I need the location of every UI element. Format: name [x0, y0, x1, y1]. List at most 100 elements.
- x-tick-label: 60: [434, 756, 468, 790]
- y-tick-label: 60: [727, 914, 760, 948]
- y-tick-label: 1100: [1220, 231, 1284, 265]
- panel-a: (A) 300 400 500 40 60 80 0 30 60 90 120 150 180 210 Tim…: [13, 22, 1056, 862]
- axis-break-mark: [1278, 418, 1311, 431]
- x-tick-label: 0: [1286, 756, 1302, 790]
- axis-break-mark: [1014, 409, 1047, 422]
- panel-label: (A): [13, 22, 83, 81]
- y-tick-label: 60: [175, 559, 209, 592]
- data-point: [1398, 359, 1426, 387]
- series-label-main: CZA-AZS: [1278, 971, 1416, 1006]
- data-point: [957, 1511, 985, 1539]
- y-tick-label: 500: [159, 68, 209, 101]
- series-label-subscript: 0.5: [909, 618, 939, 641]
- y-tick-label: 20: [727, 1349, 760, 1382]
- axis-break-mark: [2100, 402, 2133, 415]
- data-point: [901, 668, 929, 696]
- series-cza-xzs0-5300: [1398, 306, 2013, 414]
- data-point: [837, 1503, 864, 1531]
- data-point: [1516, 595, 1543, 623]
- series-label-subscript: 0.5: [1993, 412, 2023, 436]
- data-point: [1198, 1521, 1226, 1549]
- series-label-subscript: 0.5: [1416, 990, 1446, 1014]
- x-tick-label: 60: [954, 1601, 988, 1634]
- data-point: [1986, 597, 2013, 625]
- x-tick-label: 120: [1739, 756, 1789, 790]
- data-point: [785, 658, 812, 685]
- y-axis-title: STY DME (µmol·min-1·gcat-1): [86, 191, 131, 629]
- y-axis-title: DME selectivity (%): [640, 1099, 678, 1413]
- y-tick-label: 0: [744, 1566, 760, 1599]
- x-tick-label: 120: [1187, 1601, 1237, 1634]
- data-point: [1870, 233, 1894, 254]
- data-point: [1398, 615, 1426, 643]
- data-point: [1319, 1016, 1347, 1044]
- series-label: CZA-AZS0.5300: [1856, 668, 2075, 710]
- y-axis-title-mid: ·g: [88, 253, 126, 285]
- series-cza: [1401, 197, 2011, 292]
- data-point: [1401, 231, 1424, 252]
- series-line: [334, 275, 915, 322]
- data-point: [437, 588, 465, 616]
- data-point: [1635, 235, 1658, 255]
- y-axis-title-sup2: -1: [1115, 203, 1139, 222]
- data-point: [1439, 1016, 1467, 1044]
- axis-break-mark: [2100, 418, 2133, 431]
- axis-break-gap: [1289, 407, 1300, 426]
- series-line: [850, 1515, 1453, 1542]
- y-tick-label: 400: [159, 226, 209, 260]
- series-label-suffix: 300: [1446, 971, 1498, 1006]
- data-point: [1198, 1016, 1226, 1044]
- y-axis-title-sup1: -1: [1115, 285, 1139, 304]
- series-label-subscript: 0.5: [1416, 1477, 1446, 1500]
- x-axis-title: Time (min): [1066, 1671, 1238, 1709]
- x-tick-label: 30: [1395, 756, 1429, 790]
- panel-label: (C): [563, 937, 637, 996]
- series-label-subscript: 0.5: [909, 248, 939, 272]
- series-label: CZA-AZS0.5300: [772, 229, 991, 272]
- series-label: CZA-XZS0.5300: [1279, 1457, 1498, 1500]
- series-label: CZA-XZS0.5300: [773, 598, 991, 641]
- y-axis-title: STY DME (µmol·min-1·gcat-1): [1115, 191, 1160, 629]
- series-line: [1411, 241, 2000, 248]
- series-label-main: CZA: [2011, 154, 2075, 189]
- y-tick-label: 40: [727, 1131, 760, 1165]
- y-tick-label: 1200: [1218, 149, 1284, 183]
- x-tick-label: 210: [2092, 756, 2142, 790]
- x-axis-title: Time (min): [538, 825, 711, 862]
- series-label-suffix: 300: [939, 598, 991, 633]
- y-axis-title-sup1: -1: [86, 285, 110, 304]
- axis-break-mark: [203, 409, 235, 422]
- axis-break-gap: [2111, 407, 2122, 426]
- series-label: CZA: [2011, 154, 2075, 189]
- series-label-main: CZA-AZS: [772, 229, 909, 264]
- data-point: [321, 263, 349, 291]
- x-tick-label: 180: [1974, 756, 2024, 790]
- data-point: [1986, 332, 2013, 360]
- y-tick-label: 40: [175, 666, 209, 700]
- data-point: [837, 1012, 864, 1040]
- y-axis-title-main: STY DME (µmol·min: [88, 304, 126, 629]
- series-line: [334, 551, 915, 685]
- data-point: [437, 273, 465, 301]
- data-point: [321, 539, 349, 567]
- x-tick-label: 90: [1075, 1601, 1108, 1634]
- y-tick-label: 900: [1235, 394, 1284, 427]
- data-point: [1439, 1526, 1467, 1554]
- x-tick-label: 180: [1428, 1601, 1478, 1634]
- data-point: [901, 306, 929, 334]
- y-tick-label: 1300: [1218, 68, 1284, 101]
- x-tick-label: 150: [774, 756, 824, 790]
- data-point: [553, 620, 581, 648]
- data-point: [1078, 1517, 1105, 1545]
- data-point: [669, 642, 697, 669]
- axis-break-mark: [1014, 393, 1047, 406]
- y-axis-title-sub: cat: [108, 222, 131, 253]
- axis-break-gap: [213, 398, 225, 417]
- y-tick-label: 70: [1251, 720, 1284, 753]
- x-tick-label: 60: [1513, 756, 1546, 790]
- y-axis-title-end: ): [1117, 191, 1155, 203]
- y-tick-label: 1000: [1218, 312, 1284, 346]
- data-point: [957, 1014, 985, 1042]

Task:
Reproduce all of the lines above verbatim.

Reply to the task:
I need the location of every UI element. Format: name [x0, y0, x1, y1]. List at most 100 elements.
- x-tick-label: 60: [434, 756, 468, 790]
- y-tick-label: 60: [727, 914, 760, 948]
- y-tick-label: 1100: [1220, 231, 1284, 265]
- panel-a: (A) 300 400 500 40 60 80 0 30 60 90 120 150 180 210 Tim…: [13, 22, 1056, 862]
- axis-break-mark: [1278, 418, 1311, 431]
- x-tick-label: 0: [1286, 756, 1302, 790]
- axis-break-mark: [1014, 409, 1047, 422]
- panel-label: (A): [13, 22, 83, 81]
- y-tick-label: 60: [175, 559, 209, 592]
- data-point: [1398, 359, 1426, 387]
- series-label-main: CZA-AZS: [1278, 971, 1416, 1006]
- data-point: [957, 1511, 985, 1539]
- y-tick-label: 500: [159, 68, 209, 101]
- series-label-subscript: 0.5: [909, 618, 939, 641]
- y-tick-label: 20: [727, 1349, 760, 1382]
- axis-break-mark: [2100, 402, 2133, 415]
- data-point: [901, 668, 929, 696]
- series-cza-xzs0-5300: [1398, 306, 2013, 414]
- data-point: [837, 1503, 864, 1531]
- data-point: [1516, 595, 1543, 623]
- series-label-subscript: 0.5: [1993, 412, 2023, 436]
- data-point: [1198, 1521, 1226, 1549]
- series-label-subscript: 0.5: [1416, 990, 1446, 1014]
- x-tick-label: 60: [954, 1601, 988, 1634]
- data-point: [1986, 597, 2013, 625]
- x-tick-label: 120: [1739, 756, 1789, 790]
- data-point: [785, 658, 812, 685]
- y-axis-title: STY DME (µmol·min-1·gcat-1): [86, 191, 131, 629]
- y-axis-title: DME selectivity (%): [640, 1099, 678, 1413]
- y-tick-label: 0: [744, 1566, 760, 1599]
- x-tick-label: 120: [1187, 1601, 1237, 1634]
- data-point: [1870, 233, 1894, 254]
- data-point: [1398, 615, 1426, 643]
- data-point: [1319, 1016, 1347, 1044]
- series-label: CZA-AZS0.5300: [1856, 668, 2075, 710]
- y-axis-title-mid: ·g: [88, 253, 126, 285]
- series-cza: [1401, 197, 2011, 292]
- data-point: [1401, 231, 1424, 252]
- series-line: [334, 275, 915, 322]
- data-point: [437, 588, 465, 616]
- data-point: [1635, 235, 1658, 255]
- y-axis-title-sup2: -1: [1115, 203, 1139, 222]
- data-point: [1439, 1016, 1467, 1044]
- axis-break-mark: [2100, 418, 2133, 431]
- axis-break-gap: [1289, 407, 1300, 426]
- series-line: [850, 1515, 1453, 1542]
- y-tick-label: 400: [159, 226, 209, 260]
- series-label-suffix: 300: [1446, 971, 1498, 1006]
- data-point: [1198, 1016, 1226, 1044]
- y-axis-title-sup1: -1: [1115, 285, 1139, 304]
- series-label-subscript: 0.5: [1416, 1477, 1446, 1500]
- x-axis-title: Time (min): [1066, 1671, 1238, 1709]
- x-tick-label: 30: [1395, 756, 1429, 790]
- panel-label: (C): [563, 937, 637, 996]
- series-label-subscript: 0.5: [909, 248, 939, 272]
- series-label: CZA-AZS0.5300: [772, 229, 991, 272]
- series-label: CZA-XZS0.5300: [1279, 1457, 1498, 1500]
- series-label: CZA-XZS0.5300: [773, 598, 991, 641]
- y-axis-title: STY DME (µmol·min-1·gcat-1): [1115, 191, 1160, 629]
- series-line: [1411, 241, 2000, 248]
- series-label-main: CZA: [2011, 154, 2075, 189]
- y-tick-label: 40: [727, 1131, 760, 1165]
- y-tick-label: 1200: [1218, 149, 1284, 183]
- x-tick-label: 210: [2092, 756, 2142, 790]
- x-axis-title: Time (min): [538, 825, 711, 862]
- series-label-suffix: 300: [939, 598, 991, 633]
- y-axis-title-sup1: -1: [86, 285, 110, 304]
- axis-break-mark: [203, 409, 235, 422]
- axis-break-gap: [2111, 407, 2122, 426]
- series-label: CZA: [2011, 154, 2075, 189]
- series-label-main: CZA-AZS: [772, 229, 909, 264]
- data-point: [321, 263, 349, 291]
- x-tick-label: 180: [1974, 756, 2024, 790]
- data-point: [1986, 332, 2013, 360]
- y-tick-label: 40: [175, 666, 209, 700]
- data-point: [837, 1012, 864, 1040]
- y-axis-title-main: STY DME (µmol·min: [88, 304, 126, 629]
- series-line: [334, 551, 915, 685]
- data-point: [437, 273, 465, 301]
- data-point: [321, 539, 349, 567]
- x-tick-label: 90: [1075, 1601, 1108, 1634]
- y-tick-label: 900: [1235, 394, 1284, 427]
- data-point: [1439, 1526, 1467, 1554]
- x-tick-label: 180: [1428, 1601, 1478, 1634]
- data-point: [901, 306, 929, 334]
- y-tick-label: 1300: [1218, 68, 1284, 101]
- x-tick-label: 150: [774, 756, 824, 790]
- data-point: [553, 620, 581, 648]
- data-point: [1078, 1517, 1105, 1545]
- data-point: [669, 642, 697, 669]
- axis-break-mark: [1014, 393, 1047, 406]
- y-axis-title-sub: cat: [108, 222, 131, 253]
- axis-break-gap: [213, 398, 225, 417]
- y-tick-label: 70: [1251, 720, 1284, 753]
- x-tick-label: 60: [1513, 756, 1546, 790]
- y-axis-title-end: ): [1117, 191, 1155, 203]
- y-tick-label: 1000: [1218, 312, 1284, 346]
- data-point: [957, 1014, 985, 1042]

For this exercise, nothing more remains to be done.